§ What is being asked: Set down, in full, every record in the block.
==== Material for this task ====
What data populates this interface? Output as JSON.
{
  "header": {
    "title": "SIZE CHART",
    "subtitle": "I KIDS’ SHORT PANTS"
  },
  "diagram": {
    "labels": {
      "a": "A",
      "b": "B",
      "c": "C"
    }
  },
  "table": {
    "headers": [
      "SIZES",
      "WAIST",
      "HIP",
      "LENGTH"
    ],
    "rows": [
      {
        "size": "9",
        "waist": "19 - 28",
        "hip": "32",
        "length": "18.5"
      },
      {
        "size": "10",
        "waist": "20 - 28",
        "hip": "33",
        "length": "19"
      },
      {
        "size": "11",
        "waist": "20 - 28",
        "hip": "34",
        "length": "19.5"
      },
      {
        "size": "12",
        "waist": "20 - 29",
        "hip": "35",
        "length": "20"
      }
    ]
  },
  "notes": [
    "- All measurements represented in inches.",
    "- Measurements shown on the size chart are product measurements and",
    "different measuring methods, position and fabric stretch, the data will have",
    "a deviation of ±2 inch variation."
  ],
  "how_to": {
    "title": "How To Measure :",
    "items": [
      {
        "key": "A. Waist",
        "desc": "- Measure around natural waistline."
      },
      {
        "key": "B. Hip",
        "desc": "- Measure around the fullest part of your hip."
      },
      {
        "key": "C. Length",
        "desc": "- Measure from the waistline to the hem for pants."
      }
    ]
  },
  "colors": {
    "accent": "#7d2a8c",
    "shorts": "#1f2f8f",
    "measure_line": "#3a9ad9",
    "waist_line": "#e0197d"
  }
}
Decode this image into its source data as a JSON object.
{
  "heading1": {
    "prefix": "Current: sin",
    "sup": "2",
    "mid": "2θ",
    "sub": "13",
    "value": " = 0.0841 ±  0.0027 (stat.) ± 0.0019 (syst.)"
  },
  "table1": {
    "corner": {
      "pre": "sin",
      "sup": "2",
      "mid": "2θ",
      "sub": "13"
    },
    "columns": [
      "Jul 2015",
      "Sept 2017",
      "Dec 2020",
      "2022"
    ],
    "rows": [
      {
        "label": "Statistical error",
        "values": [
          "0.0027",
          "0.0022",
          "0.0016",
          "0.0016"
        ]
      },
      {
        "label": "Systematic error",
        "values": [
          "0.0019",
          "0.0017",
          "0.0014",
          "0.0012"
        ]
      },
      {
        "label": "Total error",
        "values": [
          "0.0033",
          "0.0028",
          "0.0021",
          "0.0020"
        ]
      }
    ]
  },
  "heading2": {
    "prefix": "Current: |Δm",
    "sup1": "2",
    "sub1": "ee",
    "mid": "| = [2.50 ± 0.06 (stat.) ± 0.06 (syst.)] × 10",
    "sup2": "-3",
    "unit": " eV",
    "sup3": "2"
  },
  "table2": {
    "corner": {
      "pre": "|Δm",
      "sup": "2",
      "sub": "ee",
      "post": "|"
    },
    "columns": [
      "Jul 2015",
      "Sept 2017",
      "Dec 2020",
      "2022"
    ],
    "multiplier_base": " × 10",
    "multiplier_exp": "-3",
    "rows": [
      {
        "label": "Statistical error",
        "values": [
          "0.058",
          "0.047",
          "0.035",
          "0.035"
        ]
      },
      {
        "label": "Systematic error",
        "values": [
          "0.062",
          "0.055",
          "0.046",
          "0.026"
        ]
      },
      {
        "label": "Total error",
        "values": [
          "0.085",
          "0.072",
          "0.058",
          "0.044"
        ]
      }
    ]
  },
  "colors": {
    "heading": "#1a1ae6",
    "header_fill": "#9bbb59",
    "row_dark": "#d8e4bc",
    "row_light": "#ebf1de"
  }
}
====
§ Result:
What data populates this interface? Output as JSON.
{
  "header": {
    "title": "SIZE CHART",
    "subtitle": "I KIDS’ SHORT PANTS"
  },
  "diagram": {
    "labels": {
      "a": "A",
      "b": "B",
      "c": "C"
    }
  },
  "table": {
    "headers": [
      "SIZES",
      "WAIST",
      "HIP",
      "LENGTH"
    ],
    "rows": [
      {
        "size": "9",
        "waist": "19 - 28",
        "hip": "32",
        "length": "18.5"
      },
      {
        "size": "10",
        "waist": "20 - 28",
        "hip": "33",
        "length": "19"
      },
      {
        "size": "11",
        "waist": "20 - 28",
        "hip": "34",
        "length": "19.5"
      },
      {
        "size": "12",
        "waist": "20 - 29",
        "hip": "35",
        "length": "20"
      }
    ]
  },
  "notes": [
    "- All measurements represented in inches.",
    "- Measurements shown on the size chart are product measurements and",
    "different measuring methods, position and fabric stretch, the data will have",
    "a deviation of ±2 inch variation."
  ],
  "how_to": {
    "title": "How To Measure :",
    "items": [
      {
        "key": "A. Waist",
        "desc": "- Measure around natural waistline."
      },
      {
        "key": "B. Hip",
        "desc": "- Measure around the fullest part of your hip."
      },
      {
        "key": "C. Length",
        "desc": "- Measure from the waistline to the hem for pants."
      }
    ]
  },
  "colors": {
    "accent": "#7d2a8c",
    "shorts": "#1f2f8f",
    "measure_line": "#3a9ad9",
    "waist_line": "#e0197d"
  }
}
Decode this image into its source data as a JSON object.
{
  "heading1": {
    "prefix": "Current: sin",
    "sup": "2",
    "mid": "2θ",
    "sub": "13",
    "value": " = 0.0841 ±  0.0027 (stat.) ± 0.0019 (syst.)"
  },
  "table1": {
    "corner": {
      "pre": "sin",
      "sup": "2",
      "mid": "2θ",
      "sub": "13"
    },
    "columns": [
      "Jul 2015",
      "Sept 2017",
      "Dec 2020",
      "2022"
    ],
    "rows": [
      {
        "label": "Statistical error",
        "values": [
          "0.0027",
          "0.0022",
          "0.0016",
          "0.0016"
        ]
      },
      {
        "label": "Systematic error",
        "values": [
          "0.0019",
          "0.0017",
          "0.0014",
          "0.0012"
        ]
      },
      {
        "label": "Total error",
        "values": [
          "0.0033",
          "0.0028",
          "0.0021",
          "0.0020"
        ]
      }
    ]
  },
  "heading2": {
    "prefix": "Current: |Δm",
    "sup1": "2",
    "sub1": "ee",
    "mid": "| = [2.50 ± 0.06 (stat.) ± 0.06 (syst.)] × 10",
    "sup2": "-3",
    "unit": " eV",
    "sup3": "2"
  },
  "table2": {
    "corner": {
      "pre": "|Δm",
      "sup": "2",
      "sub": "ee",
      "post": "|"
    },
    "columns": [
      "Jul 2015",
      "Sept 2017",
      "Dec 2020",
      "2022"
    ],
    "multiplier_base": " × 10",
    "multiplier_exp": "-3",
    "rows": [
      {
        "label": "Statistical error",
        "values": [
          "0.058",
          "0.047",
          "0.035",
          "0.035"
        ]
      },
      {
        "label": "Systematic error",
        "values": [
          "0.062",
          "0.055",
          "0.046",
          "0.026"
        ]
      },
      {
        "label": "Total error",
        "values": [
          "0.085",
          "0.072",
          "0.058",
          "0.044"
        ]
      }
    ]
  },
  "colors": {
    "heading": "#1a1ae6",
    "header_fill": "#9bbb59",
    "row_dark": "#d8e4bc",
    "row_light": "#ebf1de"
  }
}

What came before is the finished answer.